▸ Task instructions
Output all entries verbatim. Skip pictures.

▸ The data

---

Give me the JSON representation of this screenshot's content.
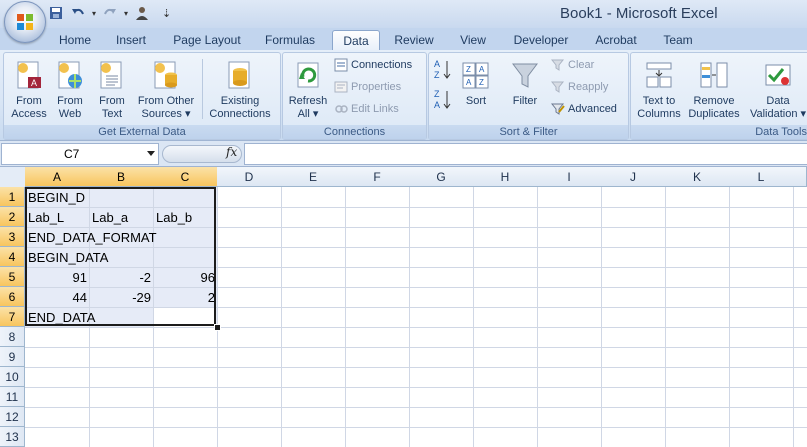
{
  "window": {
    "title": "Book1 - Microsoft Excel"
  },
  "qat": {
    "icons": [
      "save-icon",
      "undo-icon",
      "redo-icon",
      "user-icon",
      "customize-icon"
    ]
  },
  "tabs": [
    "Home",
    "Insert",
    "Page Layout",
    "Formulas",
    "Data",
    "Review",
    "View",
    "Developer",
    "Acrobat",
    "Team"
  ],
  "active_tab": "Data",
  "ribbon": {
    "get_external": {
      "label": "Get External Data",
      "from_access": [
        "From",
        "Access"
      ],
      "from_web": [
        "From",
        "Web"
      ],
      "from_text": [
        "From",
        "Text"
      ],
      "from_other": [
        "From Other",
        "Sources"
      ],
      "existing": [
        "Existing",
        "Connections"
      ]
    },
    "connections": {
      "label": "Connections",
      "refresh": [
        "Refresh",
        "All"
      ],
      "connections": "Connections",
      "properties": "Properties",
      "edit_links": "Edit Links"
    },
    "sort_filter": {
      "label": "Sort & Filter",
      "sort": "Sort",
      "filter": "Filter",
      "clear": "Clear",
      "reapply": "Reapply",
      "advanced": "Advanced"
    },
    "data_tools": {
      "label": "Data Tools",
      "text_to_columns": [
        "Text to",
        "Columns"
      ],
      "remove_duplicates": [
        "Remove",
        "Duplicates"
      ],
      "data_validation": [
        "Data",
        "Validation"
      ]
    }
  },
  "formula_bar": {
    "name_box": "C7",
    "fx": "fx",
    "content": ""
  },
  "sheet": {
    "columns": [
      "A",
      "B",
      "C",
      "D",
      "E",
      "F",
      "G",
      "H",
      "I",
      "J",
      "K",
      "L"
    ],
    "rows": [
      "1",
      "2",
      "3",
      "4",
      "5",
      "6",
      "7",
      "8",
      "9",
      "10",
      "11",
      "12",
      "13"
    ],
    "cells": {
      "A1": "BEGIN_D",
      "A2": "Lab_L",
      "B2": "Lab_a",
      "C2": "Lab_b",
      "A3": "END_DATA_FORMAT",
      "A4": "BEGIN_DATA",
      "A5": "91",
      "B5": "-2",
      "C5": "96",
      "A6": "44",
      "B6": "-29",
      "C6": "2",
      "A7": "END_DATA"
    }
  }
}
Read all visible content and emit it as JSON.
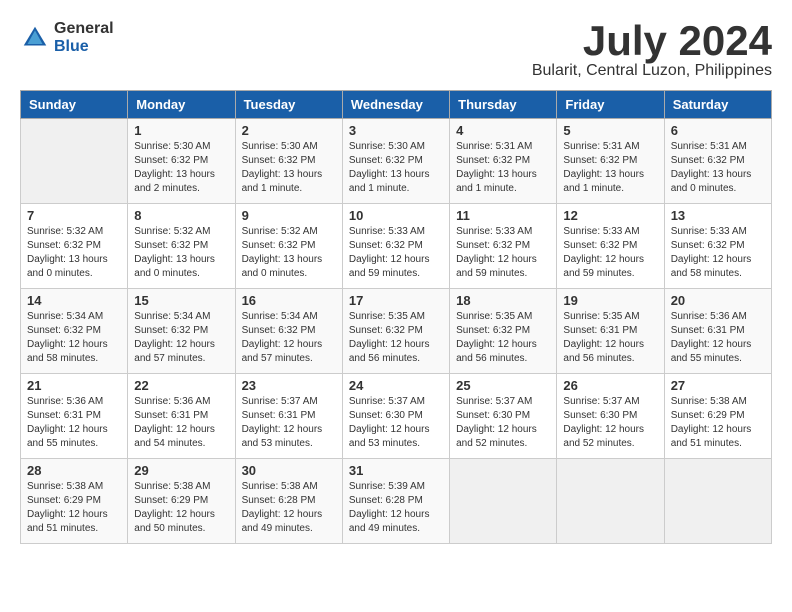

---

▸ Task response
Give me the JSON representation of this screenshot's content.
{
  "window": {
    "title": "Book1 - Microsoft Excel"
  },
  "qat": {
    "icons": [
      "save-icon",
      "undo-icon",
      "redo-icon",
      "user-icon",
      "customize-icon"
    ]
  },
  "tabs": [
    "Home",
    "Insert",
    "Page Layout",
    "Formulas",
    "Data",
    "Review",
    "View",
    "Developer",
    "Acrobat",
    "Team"
  ],
  "active_tab": "Data",
  "ribbon": {
    "get_external": {
      "label": "Get External Data",
      "from_access": [
        "From",
        "Access"
      ],
      "from_web": [
        "From",
        "Web"
      ],
      "from_text": [
        "From",
        "Text"
      ],
      "from_other": [
        "From Other",
        "Sources"
      ],
      "existing": [
        "Existing",
        "Connections"
      ]
    },
    "connections": {
      "label": "Connections",
      "refresh": [
        "Refresh",
        "All"
      ],
      "connections": "Connections",
      "properties": "Properties",
      "edit_links": "Edit Links"
    },
    "sort_filter": {
      "label": "Sort & Filter",
      "sort": "Sort",
      "filter": "Filter",
      "clear": "Clear",
      "reapply": "Reapply",
      "advanced": "Advanced"
    },
    "data_tools": {
      "label": "Data Tools",
      "text_to_columns": [
        "Text to",
        "Columns"
      ],
      "remove_duplicates": [
        "Remove",
        "Duplicates"
      ],
      "data_validation": [
        "Data",
        "Validation"
      ]
    }
  },
  "formula_bar": {
    "name_box": "C7",
    "fx": "fx",
    "content": ""
  },
  "sheet": {
    "columns": [
      "A",
      "B",
      "C",
      "D",
      "E",
      "F",
      "G",
      "H",
      "I",
      "J",
      "K",
      "L"
    ],
    "rows": [
      "1",
      "2",
      "3",
      "4",
      "5",
      "6",
      "7",
      "8",
      "9",
      "10",
      "11",
      "12",
      "13"
    ],
    "cells": {
      "A1": "BEGIN_D",
      "A2": "Lab_L",
      "B2": "Lab_a",
      "C2": "Lab_b",
      "A3": "END_DATA_FORMAT",
      "A4": "BEGIN_DATA",
      "A5": "91",
      "B5": "-2",
      "C5": "96",
      "A6": "44",
      "B6": "-29",
      "C6": "2",
      "A7": "END_DATA"
    }
  }
}
Read all visible content and emit it as JSON.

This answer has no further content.